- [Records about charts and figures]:

◇ ◇ ◇

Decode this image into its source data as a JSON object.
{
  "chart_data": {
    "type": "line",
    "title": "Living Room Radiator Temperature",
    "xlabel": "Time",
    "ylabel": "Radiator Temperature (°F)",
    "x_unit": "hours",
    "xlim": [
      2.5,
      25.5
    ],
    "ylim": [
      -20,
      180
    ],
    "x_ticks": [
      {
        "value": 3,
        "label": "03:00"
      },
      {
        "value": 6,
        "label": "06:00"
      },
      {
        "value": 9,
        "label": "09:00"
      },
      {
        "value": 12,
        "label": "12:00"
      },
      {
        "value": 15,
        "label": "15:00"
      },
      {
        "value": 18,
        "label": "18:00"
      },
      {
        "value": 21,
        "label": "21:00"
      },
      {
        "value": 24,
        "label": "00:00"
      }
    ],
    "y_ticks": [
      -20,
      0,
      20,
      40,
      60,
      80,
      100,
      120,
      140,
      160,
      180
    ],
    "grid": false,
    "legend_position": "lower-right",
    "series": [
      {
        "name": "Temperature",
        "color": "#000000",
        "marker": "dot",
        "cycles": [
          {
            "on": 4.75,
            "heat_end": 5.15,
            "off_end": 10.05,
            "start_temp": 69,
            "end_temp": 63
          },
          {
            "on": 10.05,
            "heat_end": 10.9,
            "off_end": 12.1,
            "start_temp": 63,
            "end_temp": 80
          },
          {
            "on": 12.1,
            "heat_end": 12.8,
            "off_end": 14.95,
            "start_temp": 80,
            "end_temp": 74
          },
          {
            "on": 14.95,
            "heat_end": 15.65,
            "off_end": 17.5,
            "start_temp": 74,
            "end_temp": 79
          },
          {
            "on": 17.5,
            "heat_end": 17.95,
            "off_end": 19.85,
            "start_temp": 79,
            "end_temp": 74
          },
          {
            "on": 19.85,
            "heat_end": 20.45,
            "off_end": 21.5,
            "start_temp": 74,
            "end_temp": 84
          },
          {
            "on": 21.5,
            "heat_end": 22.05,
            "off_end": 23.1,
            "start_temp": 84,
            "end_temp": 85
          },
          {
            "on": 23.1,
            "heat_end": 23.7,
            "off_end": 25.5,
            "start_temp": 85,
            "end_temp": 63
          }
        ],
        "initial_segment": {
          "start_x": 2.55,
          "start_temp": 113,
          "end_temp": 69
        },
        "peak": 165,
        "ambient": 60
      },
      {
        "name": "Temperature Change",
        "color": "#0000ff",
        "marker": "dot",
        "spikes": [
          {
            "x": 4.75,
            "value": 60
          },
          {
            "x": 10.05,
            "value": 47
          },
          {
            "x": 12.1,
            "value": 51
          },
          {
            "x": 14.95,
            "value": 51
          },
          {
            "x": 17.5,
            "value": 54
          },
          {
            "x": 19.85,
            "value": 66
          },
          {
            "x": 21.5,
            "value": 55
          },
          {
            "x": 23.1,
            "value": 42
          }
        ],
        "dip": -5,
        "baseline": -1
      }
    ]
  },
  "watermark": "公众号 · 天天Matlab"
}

◇ ◇ ◇

Extract the listing in its entirety, matching it exactly.

Decode this image into its source data as a JSON object.
{
  "chart_data": {
    "type": "line",
    "title": "Living Room Radiator Temperature",
    "xlabel": "Time",
    "ylabel": "Radiator Temperature (°F)",
    "x_unit": "hours",
    "xlim": [
      2.5,
      25.5
    ],
    "ylim": [
      -20,
      180
    ],
    "x_ticks": [
      {
        "value": 3,
        "label": "03:00"
      },
      {
        "value": 6,
        "label": "06:00"
      },
      {
        "value": 9,
        "label": "09:00"
      },
      {
        "value": 12,
        "label": "12:00"
      },
      {
        "value": 15,
        "label": "15:00"
      },
      {
        "value": 18,
        "label": "18:00"
      },
      {
        "value": 21,
        "label": "21:00"
      },
      {
        "value": 24,
        "label": "00:00"
      }
    ],
    "y_ticks": [
      -20,
      0,
      20,
      40,
      60,
      80,
      100,
      120,
      140,
      160,
      180
    ],
    "grid": false,
    "legend_position": "lower-right",
    "series": [
      {
        "name": "Temperature",
        "color": "#000000",
        "marker": "dot",
        "cycles": [
          {
            "on": 4.75,
            "heat_end": 5.15,
            "off_end": 10.05,
            "start_temp": 69,
            "end_temp": 63
          },
          {
            "on": 10.05,
            "heat_end": 10.9,
            "off_end": 12.1,
            "start_temp": 63,
            "end_temp": 80
          },
          {
            "on": 12.1,
            "heat_end": 12.8,
            "off_end": 14.95,
            "start_temp": 80,
            "end_temp": 74
          },
          {
            "on": 14.95,
            "heat_end": 15.65,
            "off_end": 17.5,
            "start_temp": 74,
            "end_temp": 79
          },
          {
            "on": 17.5,
            "heat_end": 17.95,
            "off_end": 19.85,
            "start_temp": 79,
            "end_temp": 74
          },
          {
            "on": 19.85,
            "heat_end": 20.45,
            "off_end": 21.5,
            "start_temp": 74,
            "end_temp": 84
          },
          {
            "on": 21.5,
            "heat_end": 22.05,
            "off_end": 23.1,
            "start_temp": 84,
            "end_temp": 85
          },
          {
            "on": 23.1,
            "heat_end": 23.7,
            "off_end": 25.5,
            "start_temp": 85,
            "end_temp": 63
          }
        ],
        "initial_segment": {
          "start_x": 2.55,
          "start_temp": 113,
          "end_temp": 69
        },
        "peak": 165,
        "ambient": 60
      },
      {
        "name": "Temperature Change",
        "color": "#0000ff",
        "marker": "dot",
        "spikes": [
          {
            "x": 4.75,
            "value": 60
          },
          {
            "x": 10.05,
            "value": 47
          },
          {
            "x": 12.1,
            "value": 51
          },
          {
            "x": 14.95,
            "value": 51
          },
          {
            "x": 17.5,
            "value": 54
          },
          {
            "x": 19.85,
            "value": 66
          },
          {
            "x": 21.5,
            "value": 55
          },
          {
            "x": 23.1,
            "value": 42
          }
        ],
        "dip": -5,
        "baseline": -1
      }
    ]
  },
  "watermark": "公众号 · 天天Matlab"
}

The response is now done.